**The task**
Start to finish, copy the data exactly.

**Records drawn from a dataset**
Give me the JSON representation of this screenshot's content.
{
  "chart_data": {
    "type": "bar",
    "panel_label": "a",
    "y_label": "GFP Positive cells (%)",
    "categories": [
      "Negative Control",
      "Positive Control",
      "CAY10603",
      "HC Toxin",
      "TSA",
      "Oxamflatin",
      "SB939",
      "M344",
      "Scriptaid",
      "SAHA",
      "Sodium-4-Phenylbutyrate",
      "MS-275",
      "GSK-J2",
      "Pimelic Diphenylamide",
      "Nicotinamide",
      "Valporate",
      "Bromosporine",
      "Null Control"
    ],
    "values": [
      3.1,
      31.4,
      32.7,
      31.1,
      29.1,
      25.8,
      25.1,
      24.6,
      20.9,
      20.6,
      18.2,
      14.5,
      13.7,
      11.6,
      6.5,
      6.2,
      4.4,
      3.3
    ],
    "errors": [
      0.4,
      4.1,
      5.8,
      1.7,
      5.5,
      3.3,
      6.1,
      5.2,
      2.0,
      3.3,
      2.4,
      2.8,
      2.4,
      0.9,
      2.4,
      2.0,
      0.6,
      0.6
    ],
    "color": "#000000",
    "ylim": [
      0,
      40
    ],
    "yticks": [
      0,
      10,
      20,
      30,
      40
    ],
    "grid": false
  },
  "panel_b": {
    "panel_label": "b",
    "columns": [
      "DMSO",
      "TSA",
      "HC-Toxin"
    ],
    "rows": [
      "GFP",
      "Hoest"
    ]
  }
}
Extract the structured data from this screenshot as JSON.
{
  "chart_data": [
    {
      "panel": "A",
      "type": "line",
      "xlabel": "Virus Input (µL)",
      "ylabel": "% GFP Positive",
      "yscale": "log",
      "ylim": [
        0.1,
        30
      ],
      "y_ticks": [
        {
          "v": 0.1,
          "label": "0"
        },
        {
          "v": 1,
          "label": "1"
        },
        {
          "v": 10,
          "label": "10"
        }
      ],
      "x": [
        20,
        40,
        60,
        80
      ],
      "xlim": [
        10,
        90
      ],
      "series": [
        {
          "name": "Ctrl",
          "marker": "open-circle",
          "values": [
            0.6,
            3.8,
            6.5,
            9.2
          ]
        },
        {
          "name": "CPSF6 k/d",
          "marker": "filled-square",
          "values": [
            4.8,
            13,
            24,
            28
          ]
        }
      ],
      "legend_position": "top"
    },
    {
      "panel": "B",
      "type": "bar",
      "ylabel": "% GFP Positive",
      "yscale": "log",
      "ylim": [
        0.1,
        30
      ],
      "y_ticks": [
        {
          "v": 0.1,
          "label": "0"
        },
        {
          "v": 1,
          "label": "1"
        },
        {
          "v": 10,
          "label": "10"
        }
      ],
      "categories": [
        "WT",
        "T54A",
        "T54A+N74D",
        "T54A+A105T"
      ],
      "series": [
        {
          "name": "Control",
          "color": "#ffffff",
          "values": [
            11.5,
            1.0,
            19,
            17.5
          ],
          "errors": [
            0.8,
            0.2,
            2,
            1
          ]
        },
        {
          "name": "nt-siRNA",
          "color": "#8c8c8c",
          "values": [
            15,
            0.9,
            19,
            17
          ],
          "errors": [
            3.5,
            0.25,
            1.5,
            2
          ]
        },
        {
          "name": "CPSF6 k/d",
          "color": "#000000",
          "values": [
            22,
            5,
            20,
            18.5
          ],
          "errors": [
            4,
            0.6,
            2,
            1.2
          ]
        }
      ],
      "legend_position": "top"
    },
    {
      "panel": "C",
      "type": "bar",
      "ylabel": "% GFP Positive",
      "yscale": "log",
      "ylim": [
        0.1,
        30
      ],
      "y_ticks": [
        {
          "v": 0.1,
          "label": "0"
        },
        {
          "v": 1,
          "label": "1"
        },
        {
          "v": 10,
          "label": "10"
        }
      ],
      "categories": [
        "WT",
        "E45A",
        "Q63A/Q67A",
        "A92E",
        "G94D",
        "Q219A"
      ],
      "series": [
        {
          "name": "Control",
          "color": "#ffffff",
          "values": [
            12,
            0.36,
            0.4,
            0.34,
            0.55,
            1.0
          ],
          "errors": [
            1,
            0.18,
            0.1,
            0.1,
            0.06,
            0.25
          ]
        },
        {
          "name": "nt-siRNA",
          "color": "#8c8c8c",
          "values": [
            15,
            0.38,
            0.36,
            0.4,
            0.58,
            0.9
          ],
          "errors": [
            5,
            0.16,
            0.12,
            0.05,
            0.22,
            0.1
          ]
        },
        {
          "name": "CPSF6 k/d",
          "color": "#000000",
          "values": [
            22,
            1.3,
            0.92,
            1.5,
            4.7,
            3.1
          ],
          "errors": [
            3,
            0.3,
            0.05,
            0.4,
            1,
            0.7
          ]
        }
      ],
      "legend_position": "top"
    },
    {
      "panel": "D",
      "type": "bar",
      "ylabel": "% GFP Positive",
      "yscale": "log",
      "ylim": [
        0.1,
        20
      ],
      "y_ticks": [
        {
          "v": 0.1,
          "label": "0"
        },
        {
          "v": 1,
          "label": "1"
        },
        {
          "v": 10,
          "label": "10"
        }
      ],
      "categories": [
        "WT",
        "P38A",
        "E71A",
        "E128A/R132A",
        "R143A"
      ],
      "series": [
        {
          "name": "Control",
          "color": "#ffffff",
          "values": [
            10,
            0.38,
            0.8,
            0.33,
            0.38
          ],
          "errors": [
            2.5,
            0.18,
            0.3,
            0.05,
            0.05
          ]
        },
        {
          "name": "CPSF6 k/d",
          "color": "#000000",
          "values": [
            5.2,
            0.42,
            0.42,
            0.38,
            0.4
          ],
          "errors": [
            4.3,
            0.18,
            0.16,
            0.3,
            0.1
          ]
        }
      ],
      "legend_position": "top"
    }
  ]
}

**Written response**
Give me the JSON representation of this screenshot's content.
{
  "chart_data": {
    "type": "bar",
    "panel_label": "a",
    "y_label": "GFP Positive cells (%)",
    "categories": [
      "Negative Control",
      "Positive Control",
      "CAY10603",
      "HC Toxin",
      "TSA",
      "Oxamflatin",
      "SB939",
      "M344",
      "Scriptaid",
      "SAHA",
      "Sodium-4-Phenylbutyrate",
      "MS-275",
      "GSK-J2",
      "Pimelic Diphenylamide",
      "Nicotinamide",
      "Valporate",
      "Bromosporine",
      "Null Control"
    ],
    "values": [
      3.1,
      31.4,
      32.7,
      31.1,
      29.1,
      25.8,
      25.1,
      24.6,
      20.9,
      20.6,
      18.2,
      14.5,
      13.7,
      11.6,
      6.5,
      6.2,
      4.4,
      3.3
    ],
    "errors": [
      0.4,
      4.1,
      5.8,
      1.7,
      5.5,
      3.3,
      6.1,
      5.2,
      2.0,
      3.3,
      2.4,
      2.8,
      2.4,
      0.9,
      2.4,
      2.0,
      0.6,
      0.6
    ],
    "color": "#000000",
    "ylim": [
      0,
      40
    ],
    "yticks": [
      0,
      10,
      20,
      30,
      40
    ],
    "grid": false
  },
  "panel_b": {
    "panel_label": "b",
    "columns": [
      "DMSO",
      "TSA",
      "HC-Toxin"
    ],
    "rows": [
      "GFP",
      "Hoest"
    ]
  }
}
Extract the structured data from this screenshot as JSON.
{
  "chart_data": [
    {
      "panel": "A",
      "type": "line",
      "xlabel": "Virus Input (µL)",
      "ylabel": "% GFP Positive",
      "yscale": "log",
      "ylim": [
        0.1,
        30
      ],
      "y_ticks": [
        {
          "v": 0.1,
          "label": "0"
        },
        {
          "v": 1,
          "label": "1"
        },
        {
          "v": 10,
          "label": "10"
        }
      ],
      "x": [
        20,
        40,
        60,
        80
      ],
      "xlim": [
        10,
        90
      ],
      "series": [
        {
          "name": "Ctrl",
          "marker": "open-circle",
          "values": [
            0.6,
            3.8,
            6.5,
            9.2
          ]
        },
        {
          "name": "CPSF6 k/d",
          "marker": "filled-square",
          "values": [
            4.8,
            13,
            24,
            28
          ]
        }
      ],
      "legend_position": "top"
    },
    {
      "panel": "B",
      "type": "bar",
      "ylabel": "% GFP Positive",
      "yscale": "log",
      "ylim": [
        0.1,
        30
      ],
      "y_ticks": [
        {
          "v": 0.1,
          "label": "0"
        },
        {
          "v": 1,
          "label": "1"
        },
        {
          "v": 10,
          "label": "10"
        }
      ],
      "categories": [
        "WT",
        "T54A",
        "T54A+N74D",
        "T54A+A105T"
      ],
      "series": [
        {
          "name": "Control",
          "color": "#ffffff",
          "values": [
            11.5,
            1.0,
            19,
            17.5
          ],
          "errors": [
            0.8,
            0.2,
            2,
            1
          ]
        },
        {
          "name": "nt-siRNA",
          "color": "#8c8c8c",
          "values": [
            15,
            0.9,
            19,
            17
          ],
          "errors": [
            3.5,
            0.25,
            1.5,
            2
          ]
        },
        {
          "name": "CPSF6 k/d",
          "color": "#000000",
          "values": [
            22,
            5,
            20,
            18.5
          ],
          "errors": [
            4,
            0.6,
            2,
            1.2
          ]
        }
      ],
      "legend_position": "top"
    },
    {
      "panel": "C",
      "type": "bar",
      "ylabel": "% GFP Positive",
      "yscale": "log",
      "ylim": [
        0.1,
        30
      ],
      "y_ticks": [
        {
          "v": 0.1,
          "label": "0"
        },
        {
          "v": 1,
          "label": "1"
        },
        {
          "v": 10,
          "label": "10"
        }
      ],
      "categories": [
        "WT",
        "E45A",
        "Q63A/Q67A",
        "A92E",
        "G94D",
        "Q219A"
      ],
      "series": [
        {
          "name": "Control",
          "color": "#ffffff",
          "values": [
            12,
            0.36,
            0.4,
            0.34,
            0.55,
            1.0
          ],
          "errors": [
            1,
            0.18,
            0.1,
            0.1,
            0.06,
            0.25
          ]
        },
        {
          "name": "nt-siRNA",
          "color": "#8c8c8c",
          "values": [
            15,
            0.38,
            0.36,
            0.4,
            0.58,
            0.9
          ],
          "errors": [
            5,
            0.16,
            0.12,
            0.05,
            0.22,
            0.1
          ]
        },
        {
          "name": "CPSF6 k/d",
          "color": "#000000",
          "values": [
            22,
            1.3,
            0.92,
            1.5,
            4.7,
            3.1
          ],
          "errors": [
            3,
            0.3,
            0.05,
            0.4,
            1,
            0.7
          ]
        }
      ],
      "legend_position": "top"
    },
    {
      "panel": "D",
      "type": "bar",
      "ylabel": "% GFP Positive",
      "yscale": "log",
      "ylim": [
        0.1,
        20
      ],
      "y_ticks": [
        {
          "v": 0.1,
          "label": "0"
        },
        {
          "v": 1,
          "label": "1"
        },
        {
          "v": 10,
          "label": "10"
        }
      ],
      "categories": [
        "WT",
        "P38A",
        "E71A",
        "E128A/R132A",
        "R143A"
      ],
      "series": [
        {
          "name": "Control",
          "color": "#ffffff",
          "values": [
            10,
            0.38,
            0.8,
            0.33,
            0.38
          ],
          "errors": [
            2.5,
            0.18,
            0.3,
            0.05,
            0.05
          ]
        },
        {
          "name": "CPSF6 k/d",
          "color": "#000000",
          "values": [
            5.2,
            0.42,
            0.42,
            0.38,
            0.4
          ],
          "errors": [
            4.3,
            0.18,
            0.16,
            0.3,
            0.1
          ]
        }
      ],
      "legend_position": "top"
    }
  ]
}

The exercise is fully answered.